• _Task instructions_
Reproduce the article on NeuroNet Learning and the HBOTT grant between "Initially NeuroNet received" and "two graphic designers.", inclusive.

• _Excerpted passage_
NeuroNet Learning creates jobs with help of FloridaWorks HBOTT grant

NeuroNet Learning isn’t the average family business. Managing Director Jonathan Rowe was a graduate student at the University of Florida (UF) when he started the company with the help of his mother, Nancy, and brother, Gordon. Dedicated to learning enrichment, NeuroNet develops “learning through movement” programs based on neuroscience research.

Rowe’s mother Nancy, a speech therapist and audiologist, is the educator behind NeuroNet’s inventive learning techniques, which use rhythmic exercises and activities paired with digital content to improve motor skills and learning capability. Rowe saw potential in the movement-based learning programs and elicited his brother Gordon, a computer engineer, to develop software based on Nancy’s series of exercises and activities.

“I felt there was an opportunity for [my mother’s NeuroNet programs] to be something much bigger,” Rowe said of his involvement in the business and commercialization process.

NeuroNet was settling into the Florida Innovation Hub, a UF startup incubator, when Rowe discovered the FloridaWorks Healthcare, Biomanufacturing, Occupational & Technology Training (HBOTT) Program. HBOTT is designed to allow employers to hire, train and retain qualified program-eligible employees in permanent positions by providing on-the-job-training (OJT) funds. The grant-funded program provides more than $3 million of training funds for local unemployed workers in healthcare, bioscience, advanced manufacturing and information technology occupations often filled by foreign workers under the U.S. H-1B visa program.

When asked about his favorite thing in the HBOTT program, Rowe paused to smile.

“The money,” he laughed.

But more than the money, it’s what the funds are used for: customized, job-specific training. Participating employers may be reimbursed up to 90% (depending on company size) of the salary amount for training expenses for new positions being created.

“HBOTT helped us grow and train new staff,” Rowe explained. “For any expanding company — especially a startup — that’s huge.”

Initially NeuroNet received funds for four OJT positions and has experienced such success that the company was awarded funding for eight additional positions. So far Rowe has hired for seven of the 12 OJT positions, including an instructional designer, marketing associate, writer, programmer, chief technology officer and two graphic designers.

Document understanding data
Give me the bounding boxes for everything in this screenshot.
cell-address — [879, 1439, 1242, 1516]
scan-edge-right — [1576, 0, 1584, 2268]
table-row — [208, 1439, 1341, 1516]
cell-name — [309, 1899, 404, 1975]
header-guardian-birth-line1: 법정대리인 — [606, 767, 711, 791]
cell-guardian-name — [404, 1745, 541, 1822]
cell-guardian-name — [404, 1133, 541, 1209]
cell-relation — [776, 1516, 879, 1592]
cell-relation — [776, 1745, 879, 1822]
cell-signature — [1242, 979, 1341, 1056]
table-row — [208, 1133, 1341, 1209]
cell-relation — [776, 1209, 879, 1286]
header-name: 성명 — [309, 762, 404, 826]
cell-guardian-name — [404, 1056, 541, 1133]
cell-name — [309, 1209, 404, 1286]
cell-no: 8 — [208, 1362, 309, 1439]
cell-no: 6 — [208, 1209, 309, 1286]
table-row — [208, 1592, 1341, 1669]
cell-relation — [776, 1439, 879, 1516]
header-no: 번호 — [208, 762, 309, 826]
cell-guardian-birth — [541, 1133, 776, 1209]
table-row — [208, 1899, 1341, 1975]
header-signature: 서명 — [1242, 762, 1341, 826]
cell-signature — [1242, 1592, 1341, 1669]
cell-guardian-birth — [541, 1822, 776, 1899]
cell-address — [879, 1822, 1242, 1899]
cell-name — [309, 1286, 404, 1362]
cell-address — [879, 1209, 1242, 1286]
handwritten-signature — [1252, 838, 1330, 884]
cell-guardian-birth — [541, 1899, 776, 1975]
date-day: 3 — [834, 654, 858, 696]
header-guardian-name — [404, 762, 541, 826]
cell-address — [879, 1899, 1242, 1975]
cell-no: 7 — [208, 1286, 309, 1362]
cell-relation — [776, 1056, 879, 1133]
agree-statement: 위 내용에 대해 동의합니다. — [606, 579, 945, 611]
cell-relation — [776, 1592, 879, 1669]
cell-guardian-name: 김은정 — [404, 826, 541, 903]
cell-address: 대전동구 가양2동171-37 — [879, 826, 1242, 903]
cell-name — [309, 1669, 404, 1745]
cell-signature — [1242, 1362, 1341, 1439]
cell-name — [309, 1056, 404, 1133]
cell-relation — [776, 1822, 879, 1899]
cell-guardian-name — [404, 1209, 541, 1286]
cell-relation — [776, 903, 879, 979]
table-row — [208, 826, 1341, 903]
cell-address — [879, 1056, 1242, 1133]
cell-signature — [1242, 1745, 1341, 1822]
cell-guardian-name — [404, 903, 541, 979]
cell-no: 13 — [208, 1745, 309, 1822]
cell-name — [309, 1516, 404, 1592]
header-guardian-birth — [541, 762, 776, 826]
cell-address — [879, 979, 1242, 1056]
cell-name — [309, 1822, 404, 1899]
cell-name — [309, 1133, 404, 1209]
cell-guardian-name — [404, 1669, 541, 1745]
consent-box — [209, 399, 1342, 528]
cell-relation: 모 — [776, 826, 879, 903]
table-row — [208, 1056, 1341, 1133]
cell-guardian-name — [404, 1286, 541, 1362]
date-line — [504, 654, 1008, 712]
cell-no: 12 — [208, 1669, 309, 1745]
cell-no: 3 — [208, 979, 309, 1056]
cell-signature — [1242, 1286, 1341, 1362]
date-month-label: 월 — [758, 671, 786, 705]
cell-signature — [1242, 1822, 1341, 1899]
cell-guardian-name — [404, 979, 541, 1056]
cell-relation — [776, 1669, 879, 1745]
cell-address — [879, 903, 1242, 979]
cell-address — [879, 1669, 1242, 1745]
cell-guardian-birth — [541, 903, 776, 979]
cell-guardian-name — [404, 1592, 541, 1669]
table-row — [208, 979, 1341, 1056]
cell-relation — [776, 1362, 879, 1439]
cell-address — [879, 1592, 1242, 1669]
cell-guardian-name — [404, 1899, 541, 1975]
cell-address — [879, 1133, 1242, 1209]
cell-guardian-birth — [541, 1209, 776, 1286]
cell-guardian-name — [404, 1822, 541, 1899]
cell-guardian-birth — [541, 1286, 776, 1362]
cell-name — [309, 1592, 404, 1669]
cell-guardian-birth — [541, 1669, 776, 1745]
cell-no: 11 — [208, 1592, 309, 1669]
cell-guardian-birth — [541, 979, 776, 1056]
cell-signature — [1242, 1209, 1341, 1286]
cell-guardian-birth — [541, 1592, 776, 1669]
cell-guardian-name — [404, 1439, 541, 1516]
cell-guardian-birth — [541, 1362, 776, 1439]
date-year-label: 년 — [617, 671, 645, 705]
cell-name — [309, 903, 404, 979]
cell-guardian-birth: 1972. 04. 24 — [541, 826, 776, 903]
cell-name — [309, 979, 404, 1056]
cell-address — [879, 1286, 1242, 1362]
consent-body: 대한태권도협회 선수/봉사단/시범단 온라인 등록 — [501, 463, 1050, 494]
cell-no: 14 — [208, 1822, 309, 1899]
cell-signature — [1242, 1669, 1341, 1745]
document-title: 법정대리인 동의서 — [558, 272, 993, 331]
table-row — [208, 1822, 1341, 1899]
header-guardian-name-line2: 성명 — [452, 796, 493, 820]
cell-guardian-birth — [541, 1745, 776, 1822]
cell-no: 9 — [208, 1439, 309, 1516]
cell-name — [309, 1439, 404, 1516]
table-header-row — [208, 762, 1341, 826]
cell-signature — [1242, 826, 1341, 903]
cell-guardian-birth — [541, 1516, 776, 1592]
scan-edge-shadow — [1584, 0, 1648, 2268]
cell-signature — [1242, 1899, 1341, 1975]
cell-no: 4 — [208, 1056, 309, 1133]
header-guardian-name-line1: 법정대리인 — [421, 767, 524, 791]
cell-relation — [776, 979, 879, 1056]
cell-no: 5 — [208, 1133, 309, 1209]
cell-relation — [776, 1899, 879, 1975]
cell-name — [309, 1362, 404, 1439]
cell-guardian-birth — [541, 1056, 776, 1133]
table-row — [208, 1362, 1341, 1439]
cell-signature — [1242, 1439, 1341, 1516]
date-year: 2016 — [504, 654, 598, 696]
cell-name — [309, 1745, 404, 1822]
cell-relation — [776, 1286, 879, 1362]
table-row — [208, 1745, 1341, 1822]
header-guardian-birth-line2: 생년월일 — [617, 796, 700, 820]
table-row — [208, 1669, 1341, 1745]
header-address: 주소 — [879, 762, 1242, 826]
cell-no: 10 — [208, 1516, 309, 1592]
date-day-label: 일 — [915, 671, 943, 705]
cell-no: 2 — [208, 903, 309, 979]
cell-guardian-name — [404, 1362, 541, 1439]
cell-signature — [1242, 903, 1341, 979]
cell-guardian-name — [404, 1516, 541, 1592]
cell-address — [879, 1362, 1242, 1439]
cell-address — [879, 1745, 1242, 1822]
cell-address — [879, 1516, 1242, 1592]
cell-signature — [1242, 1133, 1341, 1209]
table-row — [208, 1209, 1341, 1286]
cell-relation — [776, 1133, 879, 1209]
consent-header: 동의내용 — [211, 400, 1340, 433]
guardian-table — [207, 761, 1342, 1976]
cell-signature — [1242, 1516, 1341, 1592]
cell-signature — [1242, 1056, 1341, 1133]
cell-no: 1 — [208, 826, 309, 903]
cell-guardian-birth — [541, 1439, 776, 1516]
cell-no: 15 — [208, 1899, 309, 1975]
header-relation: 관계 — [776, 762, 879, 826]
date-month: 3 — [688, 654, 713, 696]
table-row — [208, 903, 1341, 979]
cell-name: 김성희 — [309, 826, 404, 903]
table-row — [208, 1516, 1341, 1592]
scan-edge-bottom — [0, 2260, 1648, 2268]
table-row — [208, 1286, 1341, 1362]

• _Exercise response_
Initially NeuroNet received funds for four OJT positions and has experienced such success that the company was awarded funding for eight additional positions. So far Rowe has hired for seven of the 12 OJT positions, including an instructional designer, marketing associate, writer, programmer, chief technology officer and two graphic designers.